Post the jokes
How do I be less offensive
I don't have them anymore
I don't go on Facebook at all but I do hang around socialists IRL. I've said some things that could be a bit dicey but misunderstandings are not the end of the world.
Two bits of advice I heard that are good is (1) don't surround yourself with yourself. The second (2) I'm borrowing from something I heard about people with depression, which is that people with depression who take therapy will go through exercises where they deliberately make mistakes to show that the consequences are not really bad. I think it applies to saying dumb shit because there's a tendency to think getting a bad reaction after saying something inadvertently dumb is like the apocalypse, but it's not so. Anyways I'm kind of rambling but I think this frustration leads some men to go "okay fine fuck it; the ingrates!" and they go whole-hog towards the right.

What to work on.
1) Translate this sentence from the thread on being less offensive into Spanish: "I've said some things that could be a bit dicey but misunderstandings are not the end of the world."
2) Print the part of the thread on being less offensive from "Post the jokes" to "of the world.".

Data for review.
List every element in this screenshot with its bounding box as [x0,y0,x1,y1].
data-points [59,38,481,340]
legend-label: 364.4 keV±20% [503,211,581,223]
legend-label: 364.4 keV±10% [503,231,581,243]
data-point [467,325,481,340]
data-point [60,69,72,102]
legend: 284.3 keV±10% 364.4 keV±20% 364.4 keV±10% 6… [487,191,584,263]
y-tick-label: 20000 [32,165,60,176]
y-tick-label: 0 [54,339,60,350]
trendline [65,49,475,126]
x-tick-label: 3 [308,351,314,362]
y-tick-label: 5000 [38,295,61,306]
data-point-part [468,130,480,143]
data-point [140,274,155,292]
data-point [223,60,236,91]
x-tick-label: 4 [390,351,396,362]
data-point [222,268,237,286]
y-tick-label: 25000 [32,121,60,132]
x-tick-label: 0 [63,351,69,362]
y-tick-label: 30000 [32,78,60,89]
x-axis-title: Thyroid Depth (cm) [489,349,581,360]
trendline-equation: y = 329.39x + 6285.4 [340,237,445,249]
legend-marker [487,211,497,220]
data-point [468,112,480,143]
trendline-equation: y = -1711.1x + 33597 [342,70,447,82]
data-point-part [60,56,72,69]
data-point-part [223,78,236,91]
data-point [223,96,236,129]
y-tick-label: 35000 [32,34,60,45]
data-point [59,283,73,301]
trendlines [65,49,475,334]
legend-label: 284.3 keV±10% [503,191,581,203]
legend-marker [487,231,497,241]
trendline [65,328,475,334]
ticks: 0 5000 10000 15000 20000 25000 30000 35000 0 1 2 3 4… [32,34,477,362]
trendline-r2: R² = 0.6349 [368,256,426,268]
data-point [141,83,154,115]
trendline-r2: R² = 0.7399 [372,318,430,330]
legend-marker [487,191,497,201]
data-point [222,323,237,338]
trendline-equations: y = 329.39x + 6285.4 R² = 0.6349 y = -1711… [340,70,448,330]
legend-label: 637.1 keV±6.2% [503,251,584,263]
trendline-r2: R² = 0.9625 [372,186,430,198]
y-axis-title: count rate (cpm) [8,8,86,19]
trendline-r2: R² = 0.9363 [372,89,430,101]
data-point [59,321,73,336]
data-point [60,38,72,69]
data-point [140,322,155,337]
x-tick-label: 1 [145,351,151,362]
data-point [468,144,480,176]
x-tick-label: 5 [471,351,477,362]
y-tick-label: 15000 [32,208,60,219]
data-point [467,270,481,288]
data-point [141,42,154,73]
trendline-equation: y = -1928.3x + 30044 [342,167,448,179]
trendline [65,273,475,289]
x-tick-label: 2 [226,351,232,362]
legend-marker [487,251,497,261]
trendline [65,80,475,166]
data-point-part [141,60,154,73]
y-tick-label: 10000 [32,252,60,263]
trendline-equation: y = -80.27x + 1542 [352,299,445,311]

List of solutions.
1) He dicho algunas cosas que podrían ser un poco arriesgadas, pero los malentendidos no son el fin del mundo.

2)
Post the jokes
How do I be less offensive
I don't have them anymore
I don't go on Facebook at all but I do hang around socialists IRL. I've said some things that could be a bit dicey but misunderstandings are not the end of the world.